-- RECORD EXTRACTS start --

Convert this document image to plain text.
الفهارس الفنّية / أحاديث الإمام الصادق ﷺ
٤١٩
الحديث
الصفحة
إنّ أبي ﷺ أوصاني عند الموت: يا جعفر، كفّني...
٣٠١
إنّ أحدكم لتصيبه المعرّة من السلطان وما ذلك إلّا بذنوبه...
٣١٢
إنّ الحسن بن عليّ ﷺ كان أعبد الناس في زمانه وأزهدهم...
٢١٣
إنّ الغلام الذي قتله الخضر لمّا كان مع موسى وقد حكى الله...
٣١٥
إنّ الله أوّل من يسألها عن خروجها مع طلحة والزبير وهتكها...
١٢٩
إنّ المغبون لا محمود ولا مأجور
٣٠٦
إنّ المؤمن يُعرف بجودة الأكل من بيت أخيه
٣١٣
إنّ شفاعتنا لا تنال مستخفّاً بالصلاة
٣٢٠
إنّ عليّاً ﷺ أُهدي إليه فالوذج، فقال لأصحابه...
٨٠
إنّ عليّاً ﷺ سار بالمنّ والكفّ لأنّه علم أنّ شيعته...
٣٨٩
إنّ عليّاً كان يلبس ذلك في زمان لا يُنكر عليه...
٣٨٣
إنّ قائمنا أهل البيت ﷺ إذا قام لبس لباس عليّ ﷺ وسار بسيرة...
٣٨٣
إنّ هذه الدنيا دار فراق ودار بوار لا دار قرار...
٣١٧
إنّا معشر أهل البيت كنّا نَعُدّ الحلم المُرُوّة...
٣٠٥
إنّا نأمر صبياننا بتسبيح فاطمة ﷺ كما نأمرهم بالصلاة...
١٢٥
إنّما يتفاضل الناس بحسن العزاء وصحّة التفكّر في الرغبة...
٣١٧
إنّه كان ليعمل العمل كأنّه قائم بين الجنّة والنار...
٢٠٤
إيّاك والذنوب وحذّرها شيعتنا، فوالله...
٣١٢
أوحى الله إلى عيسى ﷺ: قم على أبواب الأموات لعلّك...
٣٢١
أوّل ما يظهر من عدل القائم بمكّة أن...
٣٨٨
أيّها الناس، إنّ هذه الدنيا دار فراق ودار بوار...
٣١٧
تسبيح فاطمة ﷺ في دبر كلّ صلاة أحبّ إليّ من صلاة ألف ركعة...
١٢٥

-- RECORD EXTRACTS end --
-- RECORD EXTRACTS start --

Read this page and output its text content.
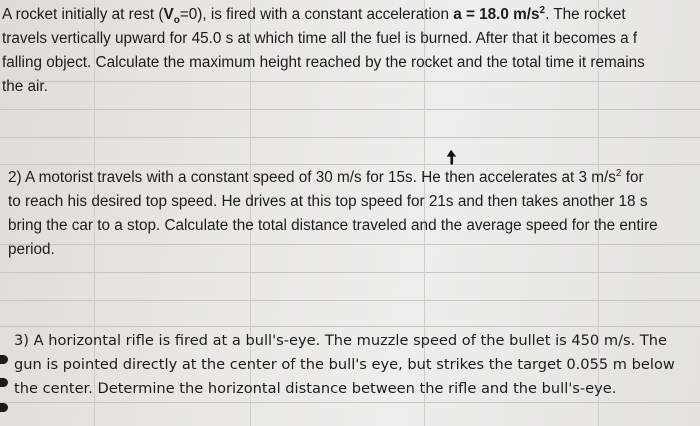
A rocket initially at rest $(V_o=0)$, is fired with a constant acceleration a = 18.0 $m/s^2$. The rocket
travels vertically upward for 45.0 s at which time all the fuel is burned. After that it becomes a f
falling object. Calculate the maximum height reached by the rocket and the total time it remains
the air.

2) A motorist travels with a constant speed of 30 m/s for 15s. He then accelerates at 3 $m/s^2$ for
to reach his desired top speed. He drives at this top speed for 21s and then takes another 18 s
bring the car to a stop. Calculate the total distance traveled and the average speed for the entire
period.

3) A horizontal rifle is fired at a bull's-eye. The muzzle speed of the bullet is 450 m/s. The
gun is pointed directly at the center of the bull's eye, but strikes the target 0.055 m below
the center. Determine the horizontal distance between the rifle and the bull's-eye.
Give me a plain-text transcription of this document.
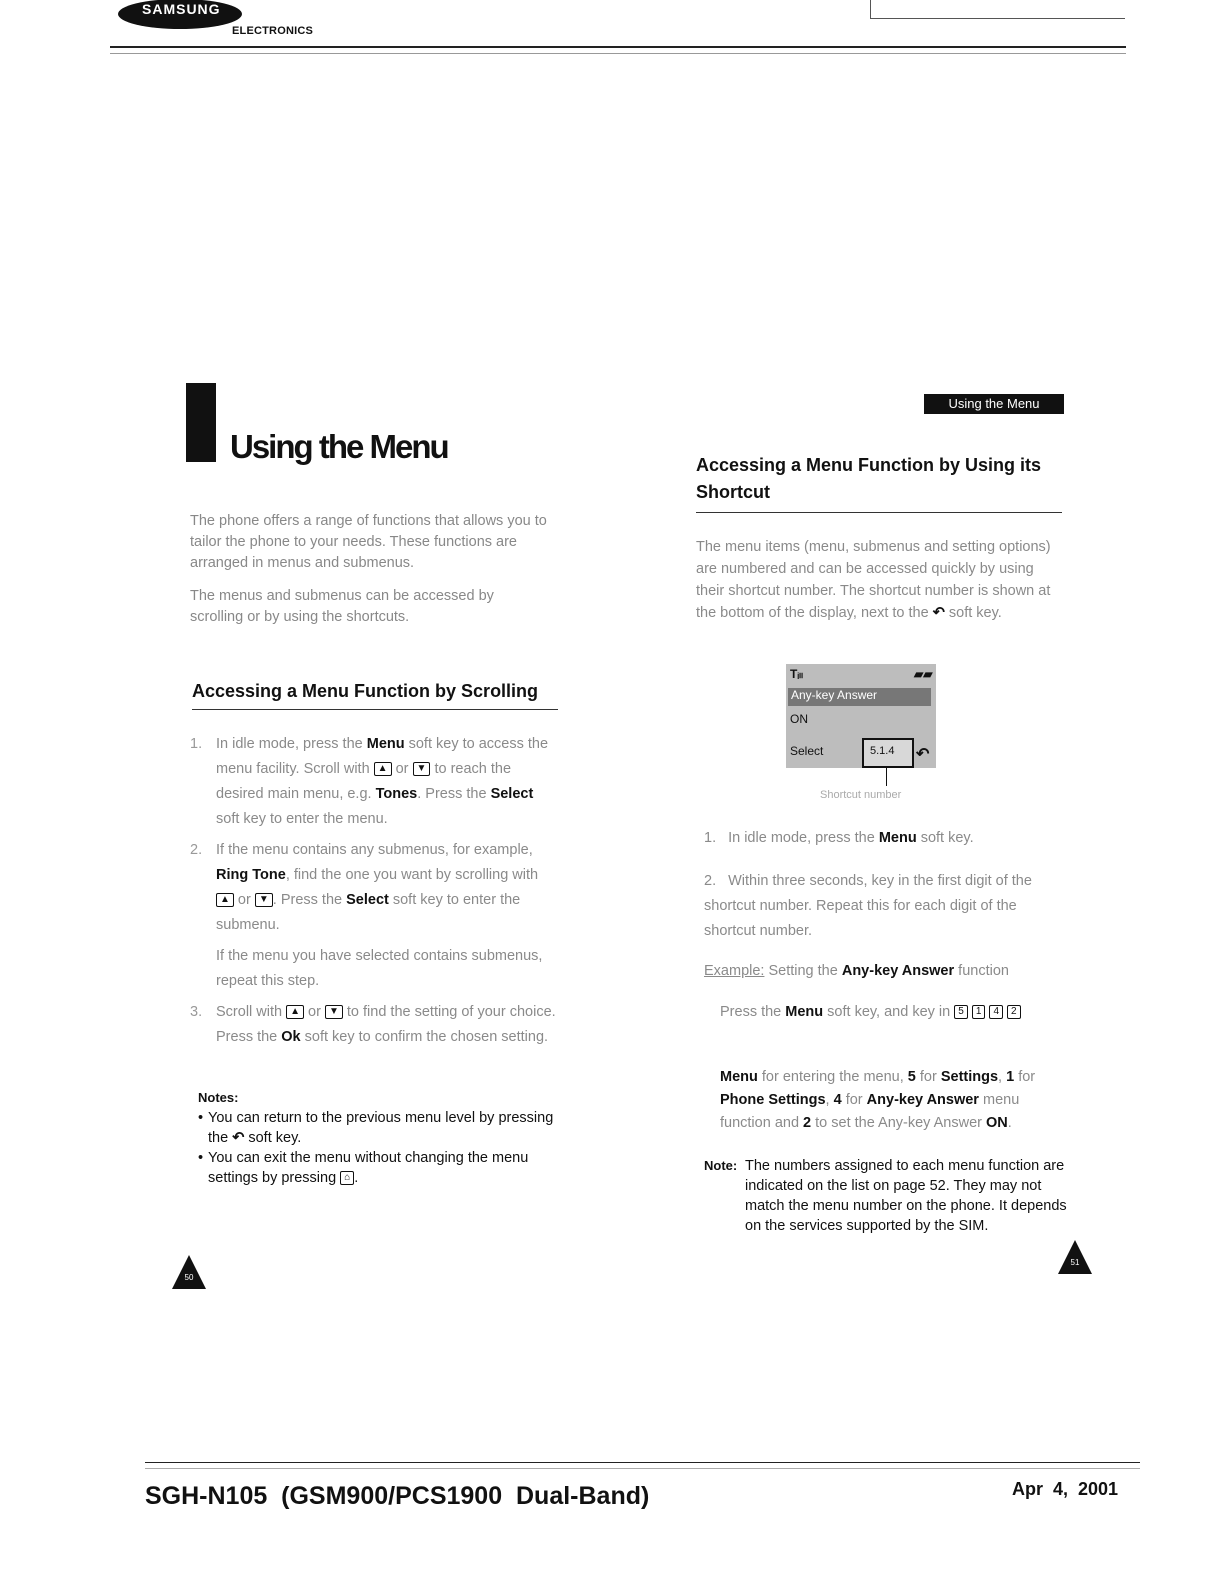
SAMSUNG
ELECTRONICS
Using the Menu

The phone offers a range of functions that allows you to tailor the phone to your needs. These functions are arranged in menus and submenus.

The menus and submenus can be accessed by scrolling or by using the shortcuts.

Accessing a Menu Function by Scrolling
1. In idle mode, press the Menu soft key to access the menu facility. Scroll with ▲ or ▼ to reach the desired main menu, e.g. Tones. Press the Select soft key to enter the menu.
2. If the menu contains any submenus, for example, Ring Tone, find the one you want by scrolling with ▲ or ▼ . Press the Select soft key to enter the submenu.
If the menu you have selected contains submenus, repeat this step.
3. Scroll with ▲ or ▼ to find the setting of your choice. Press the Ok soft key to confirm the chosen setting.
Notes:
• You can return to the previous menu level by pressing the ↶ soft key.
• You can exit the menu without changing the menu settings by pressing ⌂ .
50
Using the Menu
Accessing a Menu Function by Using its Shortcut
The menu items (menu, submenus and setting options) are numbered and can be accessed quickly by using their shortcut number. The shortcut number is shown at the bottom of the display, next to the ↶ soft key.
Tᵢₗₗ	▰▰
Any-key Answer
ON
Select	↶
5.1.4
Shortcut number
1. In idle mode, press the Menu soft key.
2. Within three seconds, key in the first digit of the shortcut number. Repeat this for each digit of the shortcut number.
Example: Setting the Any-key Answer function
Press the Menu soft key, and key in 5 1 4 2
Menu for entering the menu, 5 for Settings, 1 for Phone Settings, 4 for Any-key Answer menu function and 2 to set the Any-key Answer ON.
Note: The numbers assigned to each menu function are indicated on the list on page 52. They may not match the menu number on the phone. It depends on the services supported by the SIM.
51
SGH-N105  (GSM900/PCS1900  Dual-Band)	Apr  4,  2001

-- RECORD EXTRACTS end --

= TASK STATEMENT =
Scan the entries above for the word "الناس" and collect each line holding it.

= TASK RESPONSE =
إنّ الحسن بن عليّ ﷺ كان أعبد الناس في زمانه وأزهدهم...
إنّما يتفاضل الناس بحسن العزاء وصحّة التفكّر في الرغبة...
أيّها الناس، إنّ هذه الدنيا دار فراق ودار بوار...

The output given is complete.